--- begin Excerpted data ---
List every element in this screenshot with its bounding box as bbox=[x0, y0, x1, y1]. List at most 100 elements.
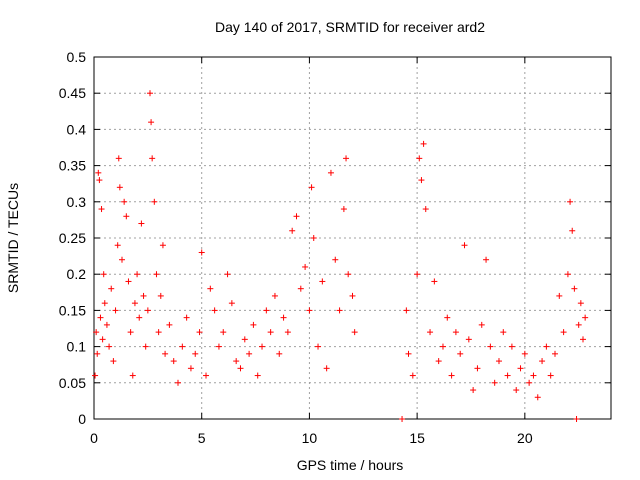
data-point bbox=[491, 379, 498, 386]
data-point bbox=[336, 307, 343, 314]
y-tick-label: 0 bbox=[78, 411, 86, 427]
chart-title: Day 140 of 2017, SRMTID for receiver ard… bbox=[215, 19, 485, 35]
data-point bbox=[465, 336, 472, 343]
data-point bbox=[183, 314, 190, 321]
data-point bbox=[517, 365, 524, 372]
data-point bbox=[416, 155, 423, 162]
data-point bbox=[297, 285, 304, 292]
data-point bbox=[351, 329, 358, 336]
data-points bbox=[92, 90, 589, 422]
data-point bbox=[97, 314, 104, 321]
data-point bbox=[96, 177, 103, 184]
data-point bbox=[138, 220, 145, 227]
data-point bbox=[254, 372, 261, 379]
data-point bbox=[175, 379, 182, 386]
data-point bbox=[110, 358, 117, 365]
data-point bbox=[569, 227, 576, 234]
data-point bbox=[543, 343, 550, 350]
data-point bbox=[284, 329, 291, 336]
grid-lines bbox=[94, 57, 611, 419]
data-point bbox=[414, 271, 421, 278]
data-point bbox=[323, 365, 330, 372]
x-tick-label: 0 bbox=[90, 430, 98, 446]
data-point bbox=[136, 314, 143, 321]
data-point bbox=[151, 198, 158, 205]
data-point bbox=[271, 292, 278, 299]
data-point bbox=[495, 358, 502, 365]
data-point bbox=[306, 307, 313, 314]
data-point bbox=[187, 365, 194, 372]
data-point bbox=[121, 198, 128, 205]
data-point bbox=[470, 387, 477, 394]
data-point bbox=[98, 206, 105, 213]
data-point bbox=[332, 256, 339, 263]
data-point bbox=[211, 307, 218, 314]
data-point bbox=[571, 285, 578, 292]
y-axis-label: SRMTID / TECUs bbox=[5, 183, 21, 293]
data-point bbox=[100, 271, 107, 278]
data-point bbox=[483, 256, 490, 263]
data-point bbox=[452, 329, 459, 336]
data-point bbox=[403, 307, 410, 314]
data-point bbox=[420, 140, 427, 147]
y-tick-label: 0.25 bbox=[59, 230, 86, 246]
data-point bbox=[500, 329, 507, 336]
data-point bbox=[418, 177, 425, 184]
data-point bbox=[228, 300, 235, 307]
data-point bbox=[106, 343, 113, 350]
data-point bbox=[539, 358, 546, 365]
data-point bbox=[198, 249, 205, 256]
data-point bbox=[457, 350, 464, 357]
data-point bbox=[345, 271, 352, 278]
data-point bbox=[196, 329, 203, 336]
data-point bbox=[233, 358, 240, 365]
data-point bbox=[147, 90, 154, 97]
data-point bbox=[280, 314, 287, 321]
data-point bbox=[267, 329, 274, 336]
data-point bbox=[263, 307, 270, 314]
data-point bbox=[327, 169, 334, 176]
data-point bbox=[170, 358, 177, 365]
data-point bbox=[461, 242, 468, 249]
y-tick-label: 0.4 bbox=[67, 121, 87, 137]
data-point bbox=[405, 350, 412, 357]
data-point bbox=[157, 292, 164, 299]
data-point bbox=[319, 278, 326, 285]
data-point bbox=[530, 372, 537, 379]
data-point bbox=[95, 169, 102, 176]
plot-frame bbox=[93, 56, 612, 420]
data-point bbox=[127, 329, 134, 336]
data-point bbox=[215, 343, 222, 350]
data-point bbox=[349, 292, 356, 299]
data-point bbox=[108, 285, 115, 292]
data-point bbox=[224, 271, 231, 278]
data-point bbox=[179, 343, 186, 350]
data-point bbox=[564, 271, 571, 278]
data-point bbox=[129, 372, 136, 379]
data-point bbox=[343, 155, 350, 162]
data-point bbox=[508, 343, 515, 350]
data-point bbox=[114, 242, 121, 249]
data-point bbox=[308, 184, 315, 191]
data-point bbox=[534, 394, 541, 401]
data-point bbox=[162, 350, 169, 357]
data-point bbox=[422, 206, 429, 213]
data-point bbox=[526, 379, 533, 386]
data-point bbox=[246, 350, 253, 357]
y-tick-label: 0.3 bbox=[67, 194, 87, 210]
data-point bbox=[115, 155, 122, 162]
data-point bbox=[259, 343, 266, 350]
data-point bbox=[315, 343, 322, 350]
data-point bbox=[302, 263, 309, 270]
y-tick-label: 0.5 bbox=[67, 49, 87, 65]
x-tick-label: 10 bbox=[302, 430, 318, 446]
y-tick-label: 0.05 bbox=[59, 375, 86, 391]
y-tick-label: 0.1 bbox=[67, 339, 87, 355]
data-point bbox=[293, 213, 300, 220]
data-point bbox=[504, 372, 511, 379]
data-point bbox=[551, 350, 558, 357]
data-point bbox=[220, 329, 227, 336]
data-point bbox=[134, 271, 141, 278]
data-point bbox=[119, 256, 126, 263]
--- end Excerpted data ---
Exercise prompt.
Recast every line of the records above as a Markdown table with the columns "Row" and "Line", numbering the rows in order and leaving out blank lines and pictures.

Task response.
| Row | Line |
|---|---|
| 1 | List every element in this screenshot with its bounding box as bbox=[x0, y0, x1, y1]. List at most 100 elements. |
| 2 | data-point bbox=[491, 379, 498, 386] |
| 3 | data-point bbox=[336, 307, 343, 314] |
| 4 | y-tick-label: 0 bbox=[78, 411, 86, 427] |
| 5 | chart-title: Day 140 of 2017, SRMTID for receiver ard… bbox=[215, 19, 485, 35] |
| 6 | data-point bbox=[465, 336, 472, 343] |
| 7 | data-point bbox=[183, 314, 190, 321] |
| 8 | data-point bbox=[517, 365, 524, 372] |
| 9 | data-point bbox=[416, 155, 423, 162] |
| 10 | data-point bbox=[297, 285, 304, 292] |
| 11 | data-point bbox=[351, 329, 358, 336] |
| 12 | data-points bbox=[92, 90, 589, 422] |
| 13 | data-point bbox=[97, 314, 104, 321] |
| 14 | data-point bbox=[96, 177, 103, 184] |
| 15 | data-point bbox=[138, 220, 145, 227] |
| 16 | data-point bbox=[254, 372, 261, 379] |
| 17 | data-point bbox=[175, 379, 182, 386] |
| 18 | data-point bbox=[110, 358, 117, 365] |
| 19 | data-point bbox=[569, 227, 576, 234] |
| 20 | data-point bbox=[543, 343, 550, 350] |
| 21 | data-point bbox=[284, 329, 291, 336] |
| 22 | grid-lines bbox=[94, 57, 611, 419] |
| 23 | data-point bbox=[414, 271, 421, 278] |
| 24 | data-point bbox=[323, 365, 330, 372] |
| 25 | x-tick-label: 0 bbox=[90, 430, 98, 446] |
| 26 | data-point bbox=[136, 314, 143, 321] |
| 27 | data-point bbox=[151, 198, 158, 205] |
| 28 | data-point bbox=[271, 292, 278, 299] |
| 29 | data-point bbox=[495, 358, 502, 365] |
| 30 | data-point bbox=[306, 307, 313, 314] |
| 31 | data-point bbox=[187, 365, 194, 372] |
| 32 | data-point bbox=[121, 198, 128, 205] |
| 33 | data-point bbox=[470, 387, 477, 394] |
| 34 | data-point bbox=[98, 206, 105, 213] |
| 35 | data-point bbox=[332, 256, 339, 263] |
| 36 | data-point bbox=[211, 307, 218, 314] |
| 37 | data-point bbox=[571, 285, 578, 292] |
| 38 | y-axis-label: SRMTID / TECUs bbox=[5, 183, 21, 293] |
| 39 | data-point bbox=[100, 271, 107, 278] |
| 40 | data-point bbox=[483, 256, 490, 263] |
| 41 | data-point bbox=[452, 329, 459, 336] |
| 42 | data-point bbox=[403, 307, 410, 314] |
| 43 | data-point bbox=[420, 140, 427, 147] |
| 44 | y-tick-label: 0.25 bbox=[59, 230, 86, 246] |
| 45 | data-point bbox=[500, 329, 507, 336] |
| 46 | data-point bbox=[418, 177, 425, 184] |
| 47 | data-point bbox=[228, 300, 235, 307] |
| 48 | data-point bbox=[106, 343, 113, 350] |
| 49 | data-point bbox=[539, 358, 546, 365] |
| 50 | data-point bbox=[198, 249, 205, 256] |
| 51 | data-point bbox=[457, 350, 464, 357] |
| 52 | data-point bbox=[345, 271, 352, 278] |
| 53 | data-point bbox=[196, 329, 203, 336] |
| 54 | data-point bbox=[233, 358, 240, 365] |
| 55 | data-point bbox=[147, 90, 154, 97] |
| 56 | data-point bbox=[280, 314, 287, 321] |
| 57 | data-point bbox=[267, 329, 274, 336] |
| 58 | data-point bbox=[263, 307, 270, 314] |
| 59 | data-point bbox=[327, 169, 334, 176] |
| 60 | data-point bbox=[170, 358, 177, 365] |
| 61 | data-point bbox=[461, 242, 468, 249] |
| 62 | y-tick-label: 0.4 bbox=[67, 121, 87, 137] |
| 63 | data-point bbox=[405, 350, 412, 357] |
| 64 | data-point bbox=[157, 292, 164, 299] |
| 65 | data-point bbox=[319, 278, 326, 285] |
| 66 | data-point bbox=[530, 372, 537, 379] |
| 67 | data-point bbox=[95, 169, 102, 176] |
| 68 | plot-frame bbox=[93, 56, 612, 420] |
| 69 | data-point bbox=[127, 329, 134, 336] |
| 70 | data-point bbox=[215, 343, 222, 350] |
| 71 | data-point bbox=[349, 292, 356, 299] |
| 72 | data-point bbox=[108, 285, 115, 292] |
| 73 | data-point bbox=[224, 271, 231, 278] |
| 74 | data-point bbox=[179, 343, 186, 350] |
| 75 | data-point bbox=[564, 271, 571, 278] |
| 76 | data-point bbox=[129, 372, 136, 379] |
| 77 | data-point bbox=[343, 155, 350, 162] |
| 78 | data-point bbox=[508, 343, 515, 350] |
| 79 | data-point bbox=[114, 242, 121, 249] |
| 80 | data-point bbox=[308, 184, 315, 191] |
| 81 | data-point bbox=[534, 394, 541, 401] |
| 82 | data-point bbox=[162, 350, 169, 357] |
| 83 | data-point bbox=[422, 206, 429, 213] |
| 84 | data-point bbox=[526, 379, 533, 386] |
| 85 | data-point bbox=[246, 350, 253, 357] |
| 86 | y-tick-label: 0.3 bbox=[67, 194, 87, 210] |
| 87 | data-point bbox=[115, 155, 122, 162] |
| 88 | data-point bbox=[259, 343, 266, 350] |
| 89 | data-point bbox=[315, 343, 322, 350] |
| 90 | data-point bbox=[302, 263, 309, 270] |
| 91 | y-tick-label: 0.5 bbox=[67, 49, 87, 65] |
| 92 | x-tick-label: 10 bbox=[302, 430, 318, 446] |
| 93 | y-tick-label: 0.05 bbox=[59, 375, 86, 391] |
| 94 | y-tick-label: 0.1 bbox=[67, 339, 87, 355] |
| 95 | data-point bbox=[293, 213, 300, 220] |
| 96 | data-point bbox=[504, 372, 511, 379] |
| 97 | data-point bbox=[551, 350, 558, 357] |
| 98 | data-point bbox=[220, 329, 227, 336] |
| 99 | data-point bbox=[134, 271, 141, 278] |
| 100 | data-point bbox=[119, 256, 126, 263] |